Request: Transcribe all the entries word for word, omitting any pictures they contain.

[Rows from a figure dataset]
%%
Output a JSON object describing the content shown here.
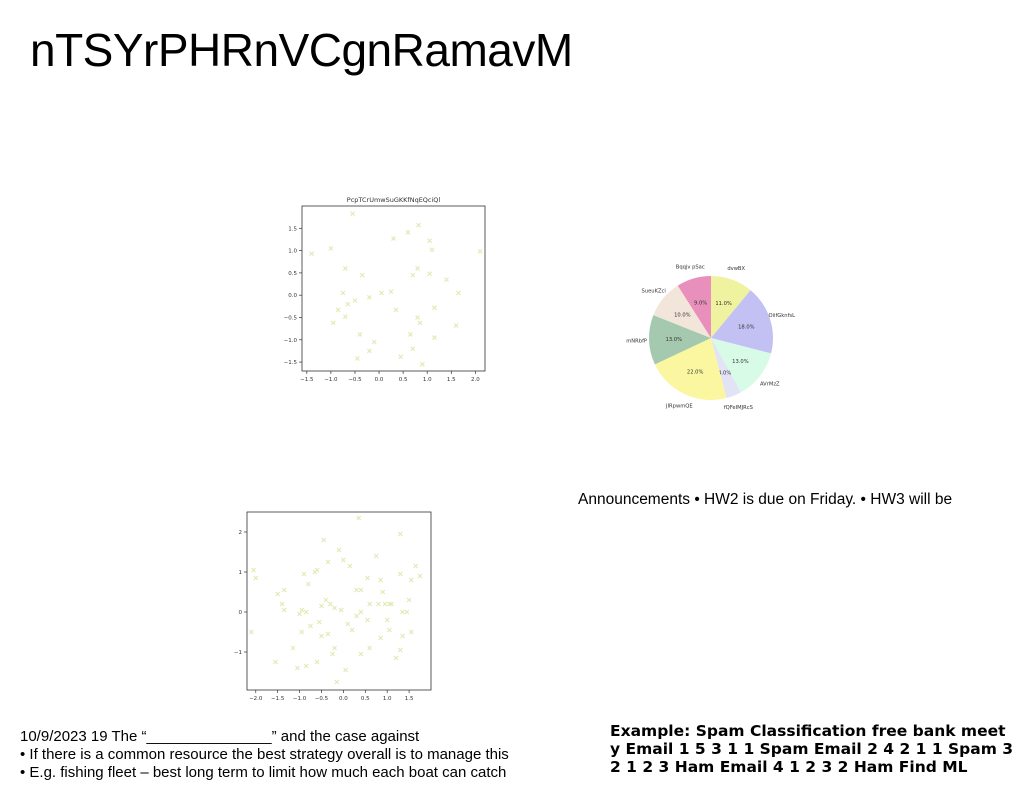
{
  "slide": {
    "title": "nTSYrPHRnVCgnRamavM",
    "announcement": "Announcements • HW2 is due on Friday. • HW3 will be",
    "notes": [
      "10/9/2023 19 The “_______________” and the case against",
      "• If there is a common resource the best strategy overall is to manage this",
      "• E.g. fishing fleet – best long term to limit how much each boat can catch"
    ],
    "example": "Example: Spam Classification free bank meet y Email 1 5 3 1 1 Spam Email 2 4 2 1 1 Spam 3 2 1 2 3 Ham Email 4 1 2 3 2 Ham Find ML"
  },
  "colors": {
    "scatter_marker": "#e3e8b4",
    "axes": "#333333"
  },
  "chart_data": [
    {
      "type": "scatter",
      "title": "PcpTCrUmwSuGKKfNqEQciQl",
      "marker": "x",
      "color": "#e3e8b4",
      "xlim": [
        -1.6,
        2.2
      ],
      "ylim": [
        -1.7,
        2.0
      ],
      "xticks": [
        -1.5,
        -1.0,
        -0.5,
        0.0,
        0.5,
        1.0,
        1.5,
        2.0
      ],
      "yticks": [
        -1.5,
        -1.0,
        -0.5,
        0.0,
        0.5,
        1.0,
        1.5
      ],
      "tick_labels_x": [
        "−1.5",
        "−1.0",
        "−0.5",
        "0.0",
        "0.5",
        "1.0",
        "1.5",
        "2.0"
      ],
      "tick_labels_y": [
        "−1.5",
        "−1.0",
        "−0.5",
        "0.0",
        "0.5",
        "1.0",
        "1.5"
      ],
      "points": [
        [
          -0.55,
          1.83
        ],
        [
          -1.4,
          0.93
        ],
        [
          -1.0,
          1.05
        ],
        [
          0.3,
          1.27
        ],
        [
          0.6,
          1.41
        ],
        [
          0.82,
          1.57
        ],
        [
          1.05,
          1.22
        ],
        [
          1.1,
          1.02
        ],
        [
          2.1,
          0.98
        ],
        [
          -0.7,
          0.6
        ],
        [
          -0.35,
          0.45
        ],
        [
          0.7,
          0.45
        ],
        [
          0.8,
          0.6
        ],
        [
          1.05,
          0.48
        ],
        [
          1.4,
          0.35
        ],
        [
          -0.75,
          0.05
        ],
        [
          -0.2,
          -0.05
        ],
        [
          0.05,
          0.05
        ],
        [
          0.25,
          0.08
        ],
        [
          -0.5,
          -0.12
        ],
        [
          -0.65,
          -0.2
        ],
        [
          1.65,
          0.05
        ],
        [
          -0.85,
          -0.33
        ],
        [
          0.35,
          -0.33
        ],
        [
          1.15,
          -0.28
        ],
        [
          -0.7,
          -0.48
        ],
        [
          -0.95,
          -0.62
        ],
        [
          0.8,
          -0.5
        ],
        [
          0.85,
          -0.62
        ],
        [
          1.6,
          -0.68
        ],
        [
          -0.4,
          -0.88
        ],
        [
          0.65,
          -0.88
        ],
        [
          1.15,
          -0.95
        ],
        [
          -0.1,
          -1.05
        ],
        [
          -0.2,
          -1.25
        ],
        [
          0.7,
          -1.2
        ],
        [
          0.45,
          -1.38
        ],
        [
          -0.45,
          -1.42
        ],
        [
          0.9,
          -1.55
        ]
      ]
    },
    {
      "type": "pie",
      "labels": [
        "dvwBX",
        "OiifGknfsL",
        "AVrMzZ",
        "fQFeIMJRcS",
        "JIRpwmQE",
        "mNRbfP",
        "SueuKZcl",
        "Bqqjv pSac"
      ],
      "values": [
        11.0,
        18.0,
        13.0,
        4.0,
        22.0,
        13.0,
        10.0,
        9.0
      ],
      "value_labels": [
        "11.0%",
        "18.0%",
        "13.0%",
        "4.0%",
        "22.0%",
        "13.0%",
        "10.0%",
        "9.0%"
      ],
      "colors": [
        "#eff29e",
        "#c3c0f4",
        "#d7fbe6",
        "#e3e3f6",
        "#fbf6a0",
        "#a4c9ae",
        "#f2e5d9",
        "#e98fbb"
      ],
      "start_angle_deg": 90,
      "direction": "clockwise"
    },
    {
      "type": "scatter",
      "marker": "x",
      "color": "#e3e8b4",
      "xlim": [
        -2.2,
        2.0
      ],
      "ylim": [
        -1.95,
        2.5
      ],
      "xticks": [
        -2.0,
        -1.5,
        -1.0,
        -0.5,
        0.0,
        0.5,
        1.0,
        1.5
      ],
      "yticks": [
        -1,
        0,
        1,
        2
      ],
      "tick_labels_x": [
        "−2.0",
        "−1.5",
        "−1.0",
        "−0.5",
        "0.0",
        "0.5",
        "1.0",
        "1.5"
      ],
      "tick_labels_y": [
        "−1",
        "0",
        "1",
        "2"
      ],
      "points": [
        [
          -2.1,
          -0.5
        ],
        [
          -2.05,
          1.05
        ],
        [
          -2.0,
          0.85
        ],
        [
          -1.5,
          0.45
        ],
        [
          -1.35,
          0.55
        ],
        [
          -1.4,
          0.2
        ],
        [
          -1.35,
          0.05
        ],
        [
          -1.15,
          -0.9
        ],
        [
          -1.55,
          -1.25
        ],
        [
          -0.9,
          0.95
        ],
        [
          -0.65,
          1.0
        ],
        [
          -0.6,
          1.05
        ],
        [
          -0.8,
          0.7
        ],
        [
          -1.0,
          -0.05
        ],
        [
          -0.95,
          0.05
        ],
        [
          -0.85,
          0.0
        ],
        [
          -0.5,
          0.15
        ],
        [
          -0.4,
          0.3
        ],
        [
          -0.3,
          0.2
        ],
        [
          -0.2,
          0.1
        ],
        [
          -0.55,
          -0.25
        ],
        [
          -0.75,
          -0.35
        ],
        [
          -0.95,
          -0.5
        ],
        [
          -1.05,
          -1.4
        ],
        [
          -0.85,
          -1.35
        ],
        [
          -0.6,
          -1.25
        ],
        [
          -0.5,
          -0.6
        ],
        [
          -0.35,
          -0.55
        ],
        [
          -0.25,
          -1.05
        ],
        [
          -0.15,
          -1.75
        ],
        [
          0.05,
          -1.45
        ],
        [
          0.1,
          -0.3
        ],
        [
          0.2,
          -0.45
        ],
        [
          0.0,
          1.3
        ],
        [
          0.15,
          1.15
        ],
        [
          0.3,
          0.55
        ],
        [
          0.4,
          0.55
        ],
        [
          0.35,
          2.35
        ],
        [
          -0.45,
          1.8
        ],
        [
          -0.1,
          1.55
        ],
        [
          0.4,
          0.0
        ],
        [
          0.55,
          -0.2
        ],
        [
          0.6,
          0.2
        ],
        [
          0.75,
          1.4
        ],
        [
          0.8,
          0.2
        ],
        [
          0.85,
          0.8
        ],
        [
          0.95,
          0.2
        ],
        [
          1.0,
          -0.2
        ],
        [
          1.05,
          -0.45
        ],
        [
          1.1,
          0.2
        ],
        [
          0.85,
          -0.65
        ],
        [
          0.6,
          -0.9
        ],
        [
          0.4,
          -1.05
        ],
        [
          1.05,
          0.2
        ],
        [
          1.2,
          -1.15
        ],
        [
          1.3,
          1.95
        ],
        [
          1.35,
          0.0
        ],
        [
          1.45,
          0.0
        ],
        [
          1.5,
          0.3
        ],
        [
          1.55,
          0.8
        ],
        [
          1.3,
          0.95
        ],
        [
          1.65,
          1.15
        ],
        [
          1.75,
          0.9
        ],
        [
          1.35,
          -0.6
        ],
        [
          1.55,
          -0.5
        ],
        [
          1.3,
          -0.95
        ],
        [
          0.3,
          -0.1
        ],
        [
          -0.05,
          0.05
        ],
        [
          0.55,
          0.85
        ],
        [
          -0.2,
          -0.9
        ],
        [
          0.9,
          0.5
        ],
        [
          -0.35,
          1.25
        ]
      ]
    }
  ]
}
%%
Written response:
Output a JSON object describing the content shown here.
{
  "slide": {
    "title": "nTSYrPHRnVCgnRamavM",
    "announcement": "Announcements • HW2 is due on Friday. • HW3 will be",
    "notes": [
      "10/9/2023 19 The “_______________” and the case against",
      "• If there is a common resource the best strategy overall is to manage this",
      "• E.g. fishing fleet – best long term to limit how much each boat can catch"
    ],
    "example": "Example: Spam Classification free bank meet y Email 1 5 3 1 1 Spam Email 2 4 2 1 1 Spam 3 2 1 2 3 Ham Email 4 1 2 3 2 Ham Find ML"
  },
  "colors": {
    "scatter_marker": "#e3e8b4",
    "axes": "#333333"
  },
  "chart_data": [
    {
      "type": "scatter",
      "title": "PcpTCrUmwSuGKKfNqEQciQl",
      "marker": "x",
      "color": "#e3e8b4",
      "xlim": [
        -1.6,
        2.2
      ],
      "ylim": [
        -1.7,
        2.0
      ],
      "xticks": [
        -1.5,
        -1.0,
        -0.5,
        0.0,
        0.5,
        1.0,
        1.5,
        2.0
      ],
      "yticks": [
        -1.5,
        -1.0,
        -0.5,
        0.0,
        0.5,
        1.0,
        1.5
      ],
      "tick_labels_x": [
        "−1.5",
        "−1.0",
        "−0.5",
        "0.0",
        "0.5",
        "1.0",
        "1.5",
        "2.0"
      ],
      "tick_labels_y": [
        "−1.5",
        "−1.0",
        "−0.5",
        "0.0",
        "0.5",
        "1.0",
        "1.5"
      ],
      "points": [
        [
          -0.55,
          1.83
        ],
        [
          -1.4,
          0.93
        ],
        [
          -1.0,
          1.05
        ],
        [
          0.3,
          1.27
        ],
        [
          0.6,
          1.41
        ],
        [
          0.82,
          1.57
        ],
        [
          1.05,
          1.22
        ],
        [
          1.1,
          1.02
        ],
        [
          2.1,
          0.98
        ],
        [
          -0.7,
          0.6
        ],
        [
          -0.35,
          0.45
        ],
        [
          0.7,
          0.45
        ],
        [
          0.8,
          0.6
        ],
        [
          1.05,
          0.48
        ],
        [
          1.4,
          0.35
        ],
        [
          -0.75,
          0.05
        ],
        [
          -0.2,
          -0.05
        ],
        [
          0.05,
          0.05
        ],
        [
          0.25,
          0.08
        ],
        [
          -0.5,
          -0.12
        ],
        [
          -0.65,
          -0.2
        ],
        [
          1.65,
          0.05
        ],
        [
          -0.85,
          -0.33
        ],
        [
          0.35,
          -0.33
        ],
        [
          1.15,
          -0.28
        ],
        [
          -0.7,
          -0.48
        ],
        [
          -0.95,
          -0.62
        ],
        [
          0.8,
          -0.5
        ],
        [
          0.85,
          -0.62
        ],
        [
          1.6,
          -0.68
        ],
        [
          -0.4,
          -0.88
        ],
        [
          0.65,
          -0.88
        ],
        [
          1.15,
          -0.95
        ],
        [
          -0.1,
          -1.05
        ],
        [
          -0.2,
          -1.25
        ],
        [
          0.7,
          -1.2
        ],
        [
          0.45,
          -1.38
        ],
        [
          -0.45,
          -1.42
        ],
        [
          0.9,
          -1.55
        ]
      ]
    },
    {
      "type": "pie",
      "labels": [
        "dvwBX",
        "OiifGknfsL",
        "AVrMzZ",
        "fQFeIMJRcS",
        "JIRpwmQE",
        "mNRbfP",
        "SueuKZcl",
        "Bqqjv pSac"
      ],
      "values": [
        11.0,
        18.0,
        13.0,
        4.0,
        22.0,
        13.0,
        10.0,
        9.0
      ],
      "value_labels": [
        "11.0%",
        "18.0%",
        "13.0%",
        "4.0%",
        "22.0%",
        "13.0%",
        "10.0%",
        "9.0%"
      ],
      "colors": [
        "#eff29e",
        "#c3c0f4",
        "#d7fbe6",
        "#e3e3f6",
        "#fbf6a0",
        "#a4c9ae",
        "#f2e5d9",
        "#e98fbb"
      ],
      "start_angle_deg": 90,
      "direction": "clockwise"
    },
    {
      "type": "scatter",
      "marker": "x",
      "color": "#e3e8b4",
      "xlim": [
        -2.2,
        2.0
      ],
      "ylim": [
        -1.95,
        2.5
      ],
      "xticks": [
        -2.0,
        -1.5,
        -1.0,
        -0.5,
        0.0,
        0.5,
        1.0,
        1.5
      ],
      "yticks": [
        -1,
        0,
        1,
        2
      ],
      "tick_labels_x": [
        "−2.0",
        "−1.5",
        "−1.0",
        "−0.5",
        "0.0",
        "0.5",
        "1.0",
        "1.5"
      ],
      "tick_labels_y": [
        "−1",
        "0",
        "1",
        "2"
      ],
      "points": [
        [
          -2.1,
          -0.5
        ],
        [
          -2.05,
          1.05
        ],
        [
          -2.0,
          0.85
        ],
        [
          -1.5,
          0.45
        ],
        [
          -1.35,
          0.55
        ],
        [
          -1.4,
          0.2
        ],
        [
          -1.35,
          0.05
        ],
        [
          -1.15,
          -0.9
        ],
        [
          -1.55,
          -1.25
        ],
        [
          -0.9,
          0.95
        ],
        [
          -0.65,
          1.0
        ],
        [
          -0.6,
          1.05
        ],
        [
          -0.8,
          0.7
        ],
        [
          -1.0,
          -0.05
        ],
        [
          -0.95,
          0.05
        ],
        [
          -0.85,
          0.0
        ],
        [
          -0.5,
          0.15
        ],
        [
          -0.4,
          0.3
        ],
        [
          -0.3,
          0.2
        ],
        [
          -0.2,
          0.1
        ],
        [
          -0.55,
          -0.25
        ],
        [
          -0.75,
          -0.35
        ],
        [
          -0.95,
          -0.5
        ],
        [
          -1.05,
          -1.4
        ],
        [
          -0.85,
          -1.35
        ],
        [
          -0.6,
          -1.25
        ],
        [
          -0.5,
          -0.6
        ],
        [
          -0.35,
          -0.55
        ],
        [
          -0.25,
          -1.05
        ],
        [
          -0.15,
          -1.75
        ],
        [
          0.05,
          -1.45
        ],
        [
          0.1,
          -0.3
        ],
        [
          0.2,
          -0.45
        ],
        [
          0.0,
          1.3
        ],
        [
          0.15,
          1.15
        ],
        [
          0.3,
          0.55
        ],
        [
          0.4,
          0.55
        ],
        [
          0.35,
          2.35
        ],
        [
          -0.45,
          1.8
        ],
        [
          -0.1,
          1.55
        ],
        [
          0.4,
          0.0
        ],
        [
          0.55,
          -0.2
        ],
        [
          0.6,
          0.2
        ],
        [
          0.75,
          1.4
        ],
        [
          0.8,
          0.2
        ],
        [
          0.85,
          0.8
        ],
        [
          0.95,
          0.2
        ],
        [
          1.0,
          -0.2
        ],
        [
          1.05,
          -0.45
        ],
        [
          1.1,
          0.2
        ],
        [
          0.85,
          -0.65
        ],
        [
          0.6,
          -0.9
        ],
        [
          0.4,
          -1.05
        ],
        [
          1.05,
          0.2
        ],
        [
          1.2,
          -1.15
        ],
        [
          1.3,
          1.95
        ],
        [
          1.35,
          0.0
        ],
        [
          1.45,
          0.0
        ],
        [
          1.5,
          0.3
        ],
        [
          1.55,
          0.8
        ],
        [
          1.3,
          0.95
        ],
        [
          1.65,
          1.15
        ],
        [
          1.75,
          0.9
        ],
        [
          1.35,
          -0.6
        ],
        [
          1.55,
          -0.5
        ],
        [
          1.3,
          -0.95
        ],
        [
          0.3,
          -0.1
        ],
        [
          -0.05,
          0.05
        ],
        [
          0.55,
          0.85
        ],
        [
          -0.2,
          -0.9
        ],
        [
          0.9,
          0.5
        ],
        [
          -0.35,
          1.25
        ]
      ]
    }
  ]
}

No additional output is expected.